**YOUR INSTRUCTIONS**
Return the data exactly, with all pictures removed.

**RECORDED DATA**
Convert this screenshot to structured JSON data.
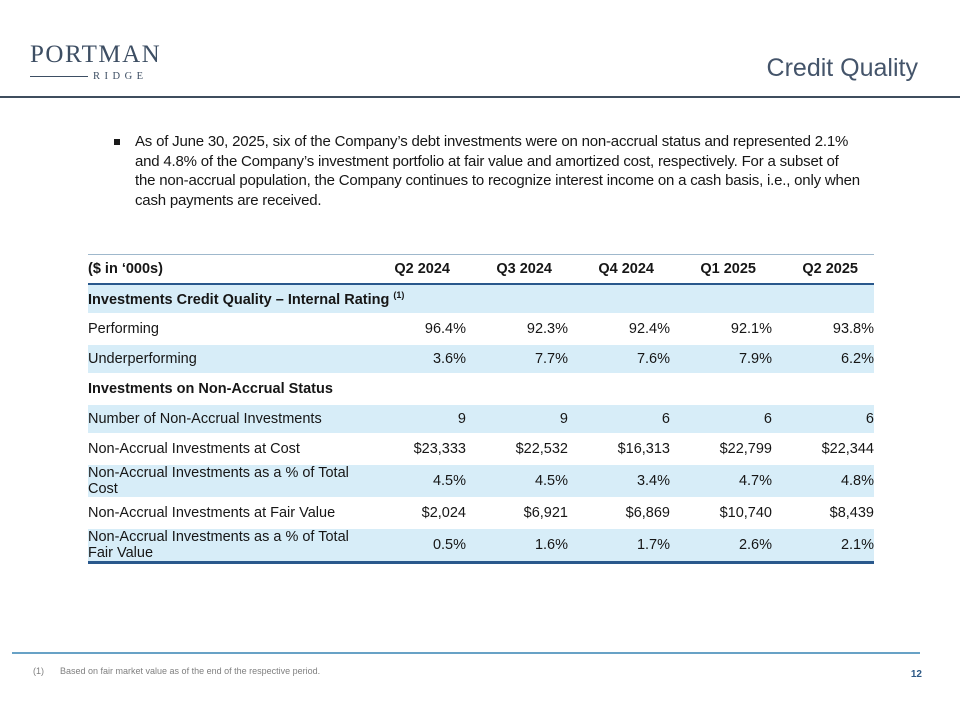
{
  "slide": {
    "logo_primary": "PORTMAN",
    "logo_secondary": "RIDGE",
    "title": "Credit Quality",
    "page_number": "12"
  },
  "bullet": {
    "text": "As of June 30, 2025, six of the Company’s debt investments were on non-accrual status and represented 2.1% and 4.8% of the Company’s investment portfolio at fair value and amortized cost, respectively. For a subset of the non-accrual population, the Company continues to recognize interest income on a cash basis, i.e., only when cash payments are received."
  },
  "table": {
    "unit_label": "($ in ‘000s)",
    "columns": [
      "Q2 2024",
      "Q3 2024",
      "Q4 2024",
      "Q1 2025",
      "Q2 2025"
    ],
    "rows": [
      {
        "type": "section",
        "label": "Investments Credit Quality – Internal Rating",
        "sup": "(1)",
        "shaded": true
      },
      {
        "type": "data",
        "label": "Performing",
        "values": [
          "96.4%",
          "92.3%",
          "92.4%",
          "92.1%",
          "93.8%"
        ],
        "shaded": false
      },
      {
        "type": "data",
        "label": "Underperforming",
        "values": [
          "3.6%",
          "7.7%",
          "7.6%",
          "7.9%",
          "6.2%"
        ],
        "shaded": true
      },
      {
        "type": "section",
        "label": "Investments on Non-Accrual Status",
        "sup": "",
        "shaded": false
      },
      {
        "type": "data",
        "label": "Number of Non-Accrual Investments",
        "values": [
          "9",
          "9",
          "6",
          "6",
          "6"
        ],
        "shaded": true
      },
      {
        "type": "data",
        "label": "Non-Accrual Investments at Cost",
        "values": [
          "$23,333",
          "$22,532",
          "$16,313",
          "$22,799",
          "$22,344"
        ],
        "shaded": false
      },
      {
        "type": "data",
        "label": "Non-Accrual Investments as a % of Total Cost",
        "values": [
          "4.5%",
          "4.5%",
          "3.4%",
          "4.7%",
          "4.8%"
        ],
        "shaded": true
      },
      {
        "type": "data",
        "label": "Non-Accrual Investments at Fair Value",
        "values": [
          "$2,024",
          "$6,921",
          "$6,869",
          "$10,740",
          "$8,439"
        ],
        "shaded": false
      },
      {
        "type": "data",
        "label": "Non-Accrual Investments as a % of Total Fair Value",
        "values": [
          "0.5%",
          "1.6%",
          "1.7%",
          "2.6%",
          "2.1%"
        ],
        "shaded": true
      }
    ]
  },
  "footnote": {
    "ref": "(1)",
    "text": "Based on fair market value as of the end of the respective period."
  },
  "colors": {
    "brand_navy": "#3d4e63",
    "title_slate": "#44546a",
    "table_band_blue": "#d7edf8",
    "table_border_navy": "#29588c",
    "footer_line_blue": "#68a2c6",
    "footnote_gray": "#7f7f7f",
    "page_number_blue": "#2d5986"
  }
}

**EXERCISE ANSWER**
Convert this screenshot to structured JSON data.
{
  "slide": {
    "logo_primary": "PORTMAN",
    "logo_secondary": "RIDGE",
    "title": "Credit Quality",
    "page_number": "12"
  },
  "bullet": {
    "text": "As of June 30, 2025, six of the Company’s debt investments were on non-accrual status and represented 2.1% and 4.8% of the Company’s investment portfolio at fair value and amortized cost, respectively. For a subset of the non-accrual population, the Company continues to recognize interest income on a cash basis, i.e., only when cash payments are received."
  },
  "table": {
    "unit_label": "($ in ‘000s)",
    "columns": [
      "Q2 2024",
      "Q3 2024",
      "Q4 2024",
      "Q1 2025",
      "Q2 2025"
    ],
    "rows": [
      {
        "type": "section",
        "label": "Investments Credit Quality – Internal Rating",
        "sup": "(1)",
        "shaded": true
      },
      {
        "type": "data",
        "label": "Performing",
        "values": [
          "96.4%",
          "92.3%",
          "92.4%",
          "92.1%",
          "93.8%"
        ],
        "shaded": false
      },
      {
        "type": "data",
        "label": "Underperforming",
        "values": [
          "3.6%",
          "7.7%",
          "7.6%",
          "7.9%",
          "6.2%"
        ],
        "shaded": true
      },
      {
        "type": "section",
        "label": "Investments on Non-Accrual Status",
        "sup": "",
        "shaded": false
      },
      {
        "type": "data",
        "label": "Number of Non-Accrual Investments",
        "values": [
          "9",
          "9",
          "6",
          "6",
          "6"
        ],
        "shaded": true
      },
      {
        "type": "data",
        "label": "Non-Accrual Investments at Cost",
        "values": [
          "$23,333",
          "$22,532",
          "$16,313",
          "$22,799",
          "$22,344"
        ],
        "shaded": false
      },
      {
        "type": "data",
        "label": "Non-Accrual Investments as a % of Total Cost",
        "values": [
          "4.5%",
          "4.5%",
          "3.4%",
          "4.7%",
          "4.8%"
        ],
        "shaded": true
      },
      {
        "type": "data",
        "label": "Non-Accrual Investments at Fair Value",
        "values": [
          "$2,024",
          "$6,921",
          "$6,869",
          "$10,740",
          "$8,439"
        ],
        "shaded": false
      },
      {
        "type": "data",
        "label": "Non-Accrual Investments as a % of Total Fair Value",
        "values": [
          "0.5%",
          "1.6%",
          "1.7%",
          "2.6%",
          "2.1%"
        ],
        "shaded": true
      }
    ]
  },
  "footnote": {
    "ref": "(1)",
    "text": "Based on fair market value as of the end of the respective period."
  },
  "colors": {
    "brand_navy": "#3d4e63",
    "title_slate": "#44546a",
    "table_band_blue": "#d7edf8",
    "table_border_navy": "#29588c",
    "footer_line_blue": "#68a2c6",
    "footnote_gray": "#7f7f7f",
    "page_number_blue": "#2d5986"
  }
}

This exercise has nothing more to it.